→ **Material for the task**
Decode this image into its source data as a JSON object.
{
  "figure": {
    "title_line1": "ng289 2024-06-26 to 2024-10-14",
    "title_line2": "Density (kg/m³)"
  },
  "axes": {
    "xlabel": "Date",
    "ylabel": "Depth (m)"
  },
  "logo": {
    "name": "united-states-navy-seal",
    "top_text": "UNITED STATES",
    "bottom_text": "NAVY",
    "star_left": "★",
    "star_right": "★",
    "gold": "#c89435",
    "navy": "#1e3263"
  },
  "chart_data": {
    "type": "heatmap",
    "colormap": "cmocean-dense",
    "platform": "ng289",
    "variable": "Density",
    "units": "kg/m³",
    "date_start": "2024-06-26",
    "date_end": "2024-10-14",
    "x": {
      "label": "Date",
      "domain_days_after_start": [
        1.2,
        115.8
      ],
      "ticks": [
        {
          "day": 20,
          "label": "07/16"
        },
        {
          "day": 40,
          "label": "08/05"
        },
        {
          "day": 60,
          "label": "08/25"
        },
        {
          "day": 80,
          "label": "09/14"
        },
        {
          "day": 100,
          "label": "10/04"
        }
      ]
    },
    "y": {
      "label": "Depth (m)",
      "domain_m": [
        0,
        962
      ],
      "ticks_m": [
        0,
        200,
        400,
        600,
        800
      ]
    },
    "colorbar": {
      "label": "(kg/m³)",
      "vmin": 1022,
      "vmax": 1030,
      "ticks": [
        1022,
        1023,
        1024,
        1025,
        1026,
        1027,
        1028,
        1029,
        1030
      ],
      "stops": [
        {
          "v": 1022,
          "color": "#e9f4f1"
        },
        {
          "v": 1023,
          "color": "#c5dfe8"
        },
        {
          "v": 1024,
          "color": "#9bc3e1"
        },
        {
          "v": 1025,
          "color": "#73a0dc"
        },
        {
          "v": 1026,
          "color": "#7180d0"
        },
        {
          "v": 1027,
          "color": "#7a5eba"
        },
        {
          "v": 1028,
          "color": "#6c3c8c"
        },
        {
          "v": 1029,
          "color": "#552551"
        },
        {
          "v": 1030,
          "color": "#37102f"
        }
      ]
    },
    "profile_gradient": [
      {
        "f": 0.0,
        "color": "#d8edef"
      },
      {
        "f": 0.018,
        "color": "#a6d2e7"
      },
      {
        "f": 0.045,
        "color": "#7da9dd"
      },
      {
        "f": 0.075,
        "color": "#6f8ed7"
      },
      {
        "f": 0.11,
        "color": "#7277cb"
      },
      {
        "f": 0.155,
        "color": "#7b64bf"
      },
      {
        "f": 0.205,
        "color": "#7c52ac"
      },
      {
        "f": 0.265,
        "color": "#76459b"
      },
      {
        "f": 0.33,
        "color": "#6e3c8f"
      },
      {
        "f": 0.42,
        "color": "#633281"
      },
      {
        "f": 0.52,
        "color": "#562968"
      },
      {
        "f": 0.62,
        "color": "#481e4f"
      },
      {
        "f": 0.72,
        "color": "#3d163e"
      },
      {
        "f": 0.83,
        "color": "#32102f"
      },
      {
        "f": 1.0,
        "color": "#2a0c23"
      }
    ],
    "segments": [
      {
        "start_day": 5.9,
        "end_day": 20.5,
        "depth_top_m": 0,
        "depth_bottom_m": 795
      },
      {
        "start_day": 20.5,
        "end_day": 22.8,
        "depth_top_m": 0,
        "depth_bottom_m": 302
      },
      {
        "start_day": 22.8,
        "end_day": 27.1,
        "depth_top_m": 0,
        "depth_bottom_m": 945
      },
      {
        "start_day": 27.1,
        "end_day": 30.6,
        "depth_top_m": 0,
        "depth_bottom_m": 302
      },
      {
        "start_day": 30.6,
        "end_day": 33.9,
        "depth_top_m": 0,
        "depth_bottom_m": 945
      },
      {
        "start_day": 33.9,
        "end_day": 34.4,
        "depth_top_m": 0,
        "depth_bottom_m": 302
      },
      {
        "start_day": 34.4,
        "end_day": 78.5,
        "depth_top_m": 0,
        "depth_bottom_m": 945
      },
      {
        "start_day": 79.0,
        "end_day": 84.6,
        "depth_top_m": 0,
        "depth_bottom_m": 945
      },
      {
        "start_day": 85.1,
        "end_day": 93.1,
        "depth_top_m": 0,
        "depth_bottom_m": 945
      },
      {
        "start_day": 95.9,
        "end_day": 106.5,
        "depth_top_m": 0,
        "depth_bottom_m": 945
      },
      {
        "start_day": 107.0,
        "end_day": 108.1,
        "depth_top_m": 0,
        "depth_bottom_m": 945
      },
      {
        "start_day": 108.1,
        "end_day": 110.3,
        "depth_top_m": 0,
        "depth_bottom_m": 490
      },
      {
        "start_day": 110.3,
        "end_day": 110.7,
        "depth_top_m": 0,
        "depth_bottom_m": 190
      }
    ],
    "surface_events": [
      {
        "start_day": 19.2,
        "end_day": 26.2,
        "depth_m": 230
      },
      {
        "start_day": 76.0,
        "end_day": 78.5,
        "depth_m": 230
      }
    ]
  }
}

→ **Requirements**
Give the count of lines holding the word "Density" and nothing more.

→ **The response**
2